[GOAL OF THE EXERCISE]
Copy out each line featuring the string "JSON" from the entries beneath.

[SUPPLIED MATERIAL]
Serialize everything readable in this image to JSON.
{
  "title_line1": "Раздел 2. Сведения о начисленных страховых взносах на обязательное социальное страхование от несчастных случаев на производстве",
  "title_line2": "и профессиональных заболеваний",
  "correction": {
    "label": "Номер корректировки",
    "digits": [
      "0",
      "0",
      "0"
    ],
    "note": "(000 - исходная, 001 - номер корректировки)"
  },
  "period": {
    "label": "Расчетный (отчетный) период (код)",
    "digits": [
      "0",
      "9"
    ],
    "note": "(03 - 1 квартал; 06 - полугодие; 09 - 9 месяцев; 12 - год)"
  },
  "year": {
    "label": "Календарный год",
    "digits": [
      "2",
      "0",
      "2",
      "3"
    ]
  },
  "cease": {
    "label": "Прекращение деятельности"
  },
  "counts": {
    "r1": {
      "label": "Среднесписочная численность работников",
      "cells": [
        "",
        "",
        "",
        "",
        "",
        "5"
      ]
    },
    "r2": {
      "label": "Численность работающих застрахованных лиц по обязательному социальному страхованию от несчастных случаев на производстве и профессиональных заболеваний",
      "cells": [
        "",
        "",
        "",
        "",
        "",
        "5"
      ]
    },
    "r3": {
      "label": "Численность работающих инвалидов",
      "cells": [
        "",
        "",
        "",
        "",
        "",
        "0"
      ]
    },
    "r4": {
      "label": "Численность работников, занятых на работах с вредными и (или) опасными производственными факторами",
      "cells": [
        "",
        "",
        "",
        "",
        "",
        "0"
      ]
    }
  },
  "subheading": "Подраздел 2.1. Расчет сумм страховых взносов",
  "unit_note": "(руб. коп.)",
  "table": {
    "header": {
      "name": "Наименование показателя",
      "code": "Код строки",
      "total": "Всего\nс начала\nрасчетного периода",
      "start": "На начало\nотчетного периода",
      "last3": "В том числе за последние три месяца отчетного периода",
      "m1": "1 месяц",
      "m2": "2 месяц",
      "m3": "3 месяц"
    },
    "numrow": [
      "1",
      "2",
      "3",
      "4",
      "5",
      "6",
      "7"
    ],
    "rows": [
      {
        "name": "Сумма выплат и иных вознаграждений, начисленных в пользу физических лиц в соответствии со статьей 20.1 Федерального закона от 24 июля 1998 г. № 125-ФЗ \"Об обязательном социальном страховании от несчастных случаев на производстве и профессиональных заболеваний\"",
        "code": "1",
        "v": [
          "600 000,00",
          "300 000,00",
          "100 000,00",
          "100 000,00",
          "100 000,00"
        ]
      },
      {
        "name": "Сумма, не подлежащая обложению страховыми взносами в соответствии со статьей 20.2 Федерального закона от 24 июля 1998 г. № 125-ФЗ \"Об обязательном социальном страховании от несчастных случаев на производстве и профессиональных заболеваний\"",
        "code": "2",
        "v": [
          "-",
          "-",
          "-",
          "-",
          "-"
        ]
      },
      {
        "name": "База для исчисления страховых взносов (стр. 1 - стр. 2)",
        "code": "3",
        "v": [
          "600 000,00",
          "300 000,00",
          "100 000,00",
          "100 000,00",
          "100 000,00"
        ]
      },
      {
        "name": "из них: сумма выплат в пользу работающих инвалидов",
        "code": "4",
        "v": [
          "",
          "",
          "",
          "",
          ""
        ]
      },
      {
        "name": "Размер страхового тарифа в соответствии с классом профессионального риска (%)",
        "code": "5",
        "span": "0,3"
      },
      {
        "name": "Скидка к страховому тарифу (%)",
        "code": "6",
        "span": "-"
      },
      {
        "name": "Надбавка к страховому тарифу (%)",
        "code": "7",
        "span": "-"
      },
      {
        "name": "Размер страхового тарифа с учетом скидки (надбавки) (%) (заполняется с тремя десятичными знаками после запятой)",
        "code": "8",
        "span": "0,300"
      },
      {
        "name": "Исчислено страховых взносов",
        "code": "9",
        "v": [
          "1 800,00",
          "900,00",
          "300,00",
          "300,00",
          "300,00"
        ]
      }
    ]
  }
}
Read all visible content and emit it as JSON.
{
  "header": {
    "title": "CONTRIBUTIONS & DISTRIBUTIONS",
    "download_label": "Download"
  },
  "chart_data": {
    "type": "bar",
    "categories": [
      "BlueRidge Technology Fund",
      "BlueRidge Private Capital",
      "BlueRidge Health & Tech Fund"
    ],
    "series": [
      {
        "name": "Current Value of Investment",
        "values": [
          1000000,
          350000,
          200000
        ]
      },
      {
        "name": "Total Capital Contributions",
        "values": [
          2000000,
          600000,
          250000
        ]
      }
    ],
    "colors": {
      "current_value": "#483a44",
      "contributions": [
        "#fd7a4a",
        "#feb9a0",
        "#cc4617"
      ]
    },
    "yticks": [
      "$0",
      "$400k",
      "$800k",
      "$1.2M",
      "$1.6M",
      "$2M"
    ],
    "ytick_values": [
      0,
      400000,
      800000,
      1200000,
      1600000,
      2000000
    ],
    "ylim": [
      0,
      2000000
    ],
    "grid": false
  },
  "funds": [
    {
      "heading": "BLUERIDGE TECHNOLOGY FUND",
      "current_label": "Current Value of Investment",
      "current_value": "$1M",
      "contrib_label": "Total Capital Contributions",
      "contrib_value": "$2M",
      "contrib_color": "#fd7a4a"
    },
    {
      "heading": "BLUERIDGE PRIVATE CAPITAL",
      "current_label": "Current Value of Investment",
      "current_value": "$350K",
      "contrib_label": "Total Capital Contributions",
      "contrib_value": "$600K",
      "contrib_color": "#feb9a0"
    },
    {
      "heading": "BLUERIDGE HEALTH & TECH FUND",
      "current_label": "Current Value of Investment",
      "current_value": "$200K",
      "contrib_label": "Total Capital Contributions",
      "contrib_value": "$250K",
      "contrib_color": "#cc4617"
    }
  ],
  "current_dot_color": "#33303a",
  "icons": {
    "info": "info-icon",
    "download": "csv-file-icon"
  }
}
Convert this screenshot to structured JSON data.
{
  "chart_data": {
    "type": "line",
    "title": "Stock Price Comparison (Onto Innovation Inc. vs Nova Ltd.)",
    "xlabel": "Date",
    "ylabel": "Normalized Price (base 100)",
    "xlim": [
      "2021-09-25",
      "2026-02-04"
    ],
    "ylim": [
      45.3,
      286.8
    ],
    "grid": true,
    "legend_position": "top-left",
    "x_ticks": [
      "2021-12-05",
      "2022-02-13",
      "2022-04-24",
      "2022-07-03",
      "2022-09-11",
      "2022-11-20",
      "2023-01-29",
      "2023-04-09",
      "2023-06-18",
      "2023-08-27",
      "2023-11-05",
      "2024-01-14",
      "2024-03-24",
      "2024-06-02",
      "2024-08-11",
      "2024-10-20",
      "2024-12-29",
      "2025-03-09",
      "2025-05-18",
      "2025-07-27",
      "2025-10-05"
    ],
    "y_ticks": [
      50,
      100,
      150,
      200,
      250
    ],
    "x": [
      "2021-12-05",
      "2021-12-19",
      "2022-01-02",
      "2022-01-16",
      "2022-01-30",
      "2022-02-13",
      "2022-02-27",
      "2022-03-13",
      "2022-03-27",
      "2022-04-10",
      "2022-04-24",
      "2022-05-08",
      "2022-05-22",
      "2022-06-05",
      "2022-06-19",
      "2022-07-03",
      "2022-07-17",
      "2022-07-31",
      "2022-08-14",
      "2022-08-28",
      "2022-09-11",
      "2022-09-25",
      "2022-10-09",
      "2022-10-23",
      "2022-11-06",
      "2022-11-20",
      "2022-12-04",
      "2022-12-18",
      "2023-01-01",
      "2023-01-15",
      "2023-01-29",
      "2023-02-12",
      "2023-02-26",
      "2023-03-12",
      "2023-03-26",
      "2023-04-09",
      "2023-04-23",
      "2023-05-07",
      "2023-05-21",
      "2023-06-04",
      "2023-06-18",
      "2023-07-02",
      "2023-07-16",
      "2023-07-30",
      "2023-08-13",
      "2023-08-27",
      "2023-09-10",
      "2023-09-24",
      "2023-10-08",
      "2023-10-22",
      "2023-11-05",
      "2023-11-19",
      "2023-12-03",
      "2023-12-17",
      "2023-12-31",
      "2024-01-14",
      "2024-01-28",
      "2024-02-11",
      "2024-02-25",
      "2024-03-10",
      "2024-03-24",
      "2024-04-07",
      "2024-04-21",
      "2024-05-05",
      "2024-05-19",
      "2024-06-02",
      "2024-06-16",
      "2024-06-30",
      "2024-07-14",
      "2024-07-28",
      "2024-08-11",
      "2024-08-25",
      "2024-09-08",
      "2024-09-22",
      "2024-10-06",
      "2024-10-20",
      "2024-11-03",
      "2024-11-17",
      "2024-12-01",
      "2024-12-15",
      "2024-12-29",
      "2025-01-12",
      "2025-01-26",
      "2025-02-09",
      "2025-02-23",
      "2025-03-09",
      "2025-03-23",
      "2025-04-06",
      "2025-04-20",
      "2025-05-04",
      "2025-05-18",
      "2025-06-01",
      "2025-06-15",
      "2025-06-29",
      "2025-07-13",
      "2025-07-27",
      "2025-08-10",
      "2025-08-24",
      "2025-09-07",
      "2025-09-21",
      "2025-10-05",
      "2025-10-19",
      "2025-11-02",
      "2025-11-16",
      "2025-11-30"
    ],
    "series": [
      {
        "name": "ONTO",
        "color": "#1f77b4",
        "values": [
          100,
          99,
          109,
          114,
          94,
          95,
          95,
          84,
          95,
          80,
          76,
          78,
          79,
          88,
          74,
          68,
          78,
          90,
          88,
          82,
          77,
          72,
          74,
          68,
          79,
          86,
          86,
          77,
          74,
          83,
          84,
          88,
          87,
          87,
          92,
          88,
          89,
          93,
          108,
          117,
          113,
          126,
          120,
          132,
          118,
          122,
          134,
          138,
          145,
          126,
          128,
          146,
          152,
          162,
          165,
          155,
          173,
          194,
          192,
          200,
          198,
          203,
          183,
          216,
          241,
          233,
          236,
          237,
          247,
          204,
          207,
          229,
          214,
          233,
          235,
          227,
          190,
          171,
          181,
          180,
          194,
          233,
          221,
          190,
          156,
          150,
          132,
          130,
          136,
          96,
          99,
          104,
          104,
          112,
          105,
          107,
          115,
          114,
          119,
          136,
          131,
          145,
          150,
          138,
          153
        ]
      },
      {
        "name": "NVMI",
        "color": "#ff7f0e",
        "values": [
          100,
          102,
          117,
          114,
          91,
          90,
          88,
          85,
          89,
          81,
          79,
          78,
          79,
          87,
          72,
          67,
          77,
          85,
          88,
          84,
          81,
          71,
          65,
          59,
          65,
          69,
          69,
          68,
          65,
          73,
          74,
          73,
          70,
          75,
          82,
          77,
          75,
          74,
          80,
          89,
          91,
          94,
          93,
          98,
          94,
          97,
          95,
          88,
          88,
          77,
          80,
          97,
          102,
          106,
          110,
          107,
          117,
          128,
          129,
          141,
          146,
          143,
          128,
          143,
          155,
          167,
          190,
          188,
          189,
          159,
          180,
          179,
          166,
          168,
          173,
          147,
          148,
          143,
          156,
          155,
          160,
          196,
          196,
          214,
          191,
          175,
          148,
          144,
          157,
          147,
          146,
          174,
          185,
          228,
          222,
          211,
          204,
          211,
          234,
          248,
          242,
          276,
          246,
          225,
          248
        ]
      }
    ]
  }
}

[THE RESPONSE]
Serialize everything readable in this image to JSON.
Read all visible content and emit it as JSON.
Convert this screenshot to structured JSON data.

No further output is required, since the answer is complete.